◆ YOUR OBJECTIVE: In the article on pop-up stores for optometrists below, what kind of local business is offered as an interesting collaboration partner?

Commerce has rapidly changed over the past decade and the optometry game is not immune. Today, many customers begin their eyewear search online rather than in traditional storefronts, especially when it comes to the younger generation. Social media plays a huge part in their buying decisions too.
To ensure you’re adequately tapping into this burgeoning market, here’s an interesting and yet innovative way you may not have considered to help you increase your revenue.
Why try a pop-up?
At its most basic level, a pop-up is a small, physical store with an expiry date – think temporary, not permanent. There are many options when it comes to running one, but the most common is a stand-alone pop-up at an event such as a farmers’ or crafts’ market, or perhaps it’s a way of using a vacant tenancy space within a shopping centre to attract new customers.
There are many varieties on the pop-up theme, such as a collaboration with another store (where you take over a small space within their store and you both benefit from increased traffic); a kiosk or booth at a shopping centre or along a busy shopping strip; or align yourself with a specific space or event such as an art gallery or trade show. The possibilities are only limited by your imagination and resourcefulness. For example, an interesting collaboration might be with a local bookstore. After all, bookworms often wear glasses!
Each space has its own pros and cons but the good usually outweighs the bad. The major benefit of a pop-up means you get to target a whole new selection of customers, many of whom may not even know you exist!
Depending on the pop-up location, the foot traffic can be considerable and you may also be a novelty attraction (an optometrist selling their wares at a say, craft market) and pull a bigger crowd.
One further tip, is to try to pick a location close to your physical store, or within reasonable traveling distance, should customers need an eye test and updated prescription for their new glasses. Or perhaps consider taking the whole kit and caboodle to them, like US-based Warby+Parker has done with its mobile optometry store bus or, closer to home, Auckland-based EyeLove EyeCare’s mobile optometrist service for rest homes.
A great way to test the waters
A pop-up can help you move old stock, but it may be an even better way to test out a new brand or concept. Perhaps you’ve always had a penchant for funky eyewear or custom work, but never taken the plunge because it’s too risky for your bricks-and-mortar store. A pop-up gives you the chance to try it out.
You can do small orders of new stock – be it outrageous, one-offs or bespoke – and also keep up to date with what’s on trend without having to hold too much merchandise. People understand the exclusivity of a pop-up so don’t expect you to have more than one of anything!
Be brave with your pop-up merchandise (Face à Face and Silhouette)
Furthermore, by its very nature, a pop-up is not forever. Some are just for one day, at an event of you choosing, so the cost outlay can be kept to a minimum. Others may require more investment with a 30 or 60-day lease for retail space, for example.
Whatever avenue you pick, at the end of the exercise, it makes business sense to review success based on foot traffic, how long customers spent looking at particular products, sales conversion rates and general feedback and follow-up from clients. Compare this to your traditional storefront and online sales too (if you have them) to determine viability.

◆ DATA SHOWN:
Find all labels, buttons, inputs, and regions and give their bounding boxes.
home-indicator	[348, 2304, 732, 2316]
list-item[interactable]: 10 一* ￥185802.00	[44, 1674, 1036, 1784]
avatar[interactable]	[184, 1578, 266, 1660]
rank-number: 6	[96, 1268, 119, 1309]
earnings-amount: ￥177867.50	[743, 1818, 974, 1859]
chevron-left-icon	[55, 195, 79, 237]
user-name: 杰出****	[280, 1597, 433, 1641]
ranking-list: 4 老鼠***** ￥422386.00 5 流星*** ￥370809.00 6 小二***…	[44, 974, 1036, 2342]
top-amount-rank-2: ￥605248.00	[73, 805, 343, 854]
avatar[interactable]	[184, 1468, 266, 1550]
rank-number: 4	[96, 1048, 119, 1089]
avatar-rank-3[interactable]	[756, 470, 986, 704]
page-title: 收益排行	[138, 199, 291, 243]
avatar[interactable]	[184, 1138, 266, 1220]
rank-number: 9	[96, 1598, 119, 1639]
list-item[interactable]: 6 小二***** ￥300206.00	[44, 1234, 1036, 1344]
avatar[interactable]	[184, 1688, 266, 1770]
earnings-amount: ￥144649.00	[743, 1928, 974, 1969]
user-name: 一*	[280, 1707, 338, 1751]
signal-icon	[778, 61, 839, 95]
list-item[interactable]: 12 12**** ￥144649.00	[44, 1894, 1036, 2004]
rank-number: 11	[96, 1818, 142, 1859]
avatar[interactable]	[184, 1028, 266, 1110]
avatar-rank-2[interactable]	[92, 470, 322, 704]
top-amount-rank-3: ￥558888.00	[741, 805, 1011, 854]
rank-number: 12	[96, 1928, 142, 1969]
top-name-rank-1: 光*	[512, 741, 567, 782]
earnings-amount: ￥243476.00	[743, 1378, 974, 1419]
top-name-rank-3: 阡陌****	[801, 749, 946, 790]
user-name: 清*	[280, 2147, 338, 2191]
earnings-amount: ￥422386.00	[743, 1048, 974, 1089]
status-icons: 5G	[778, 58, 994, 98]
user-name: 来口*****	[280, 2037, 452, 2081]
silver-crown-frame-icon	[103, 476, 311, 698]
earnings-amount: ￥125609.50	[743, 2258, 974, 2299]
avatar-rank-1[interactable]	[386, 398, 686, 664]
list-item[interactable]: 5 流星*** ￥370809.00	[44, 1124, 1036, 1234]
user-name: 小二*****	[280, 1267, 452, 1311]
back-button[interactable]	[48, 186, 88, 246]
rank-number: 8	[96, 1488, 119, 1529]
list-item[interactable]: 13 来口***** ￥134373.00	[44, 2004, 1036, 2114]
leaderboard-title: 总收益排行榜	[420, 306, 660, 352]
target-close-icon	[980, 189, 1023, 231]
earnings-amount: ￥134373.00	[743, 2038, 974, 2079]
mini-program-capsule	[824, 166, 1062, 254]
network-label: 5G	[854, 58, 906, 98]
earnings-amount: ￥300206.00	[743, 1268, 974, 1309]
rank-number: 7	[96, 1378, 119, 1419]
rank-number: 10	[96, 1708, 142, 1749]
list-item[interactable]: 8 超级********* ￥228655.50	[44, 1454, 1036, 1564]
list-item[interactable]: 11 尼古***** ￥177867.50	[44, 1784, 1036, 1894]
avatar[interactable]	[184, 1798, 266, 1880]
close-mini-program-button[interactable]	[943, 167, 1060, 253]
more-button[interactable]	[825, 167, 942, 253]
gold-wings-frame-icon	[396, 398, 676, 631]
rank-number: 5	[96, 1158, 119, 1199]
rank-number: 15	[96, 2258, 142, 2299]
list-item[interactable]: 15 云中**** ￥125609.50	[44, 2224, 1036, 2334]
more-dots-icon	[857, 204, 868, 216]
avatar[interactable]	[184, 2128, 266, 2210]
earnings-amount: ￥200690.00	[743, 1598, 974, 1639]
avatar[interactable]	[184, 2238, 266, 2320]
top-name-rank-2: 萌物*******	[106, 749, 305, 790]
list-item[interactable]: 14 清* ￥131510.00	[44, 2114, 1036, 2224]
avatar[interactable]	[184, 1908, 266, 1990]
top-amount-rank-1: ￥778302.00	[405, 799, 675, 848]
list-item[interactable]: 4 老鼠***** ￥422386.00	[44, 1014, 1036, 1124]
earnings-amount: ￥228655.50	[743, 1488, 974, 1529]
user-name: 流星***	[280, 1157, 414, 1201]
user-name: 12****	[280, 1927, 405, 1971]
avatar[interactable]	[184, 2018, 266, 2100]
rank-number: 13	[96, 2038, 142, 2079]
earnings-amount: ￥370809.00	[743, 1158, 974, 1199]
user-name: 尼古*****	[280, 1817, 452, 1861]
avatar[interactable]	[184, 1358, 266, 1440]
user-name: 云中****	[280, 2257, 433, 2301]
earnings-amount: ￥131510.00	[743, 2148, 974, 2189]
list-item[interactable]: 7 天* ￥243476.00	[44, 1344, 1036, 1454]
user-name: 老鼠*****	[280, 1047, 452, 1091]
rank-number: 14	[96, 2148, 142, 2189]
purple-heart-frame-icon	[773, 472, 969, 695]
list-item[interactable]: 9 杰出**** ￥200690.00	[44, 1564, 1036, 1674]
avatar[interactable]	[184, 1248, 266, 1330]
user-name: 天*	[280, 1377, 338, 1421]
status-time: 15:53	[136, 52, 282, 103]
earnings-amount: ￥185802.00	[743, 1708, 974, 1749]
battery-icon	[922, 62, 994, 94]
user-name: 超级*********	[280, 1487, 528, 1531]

◆ FINAL ANSWER: A local bookstore.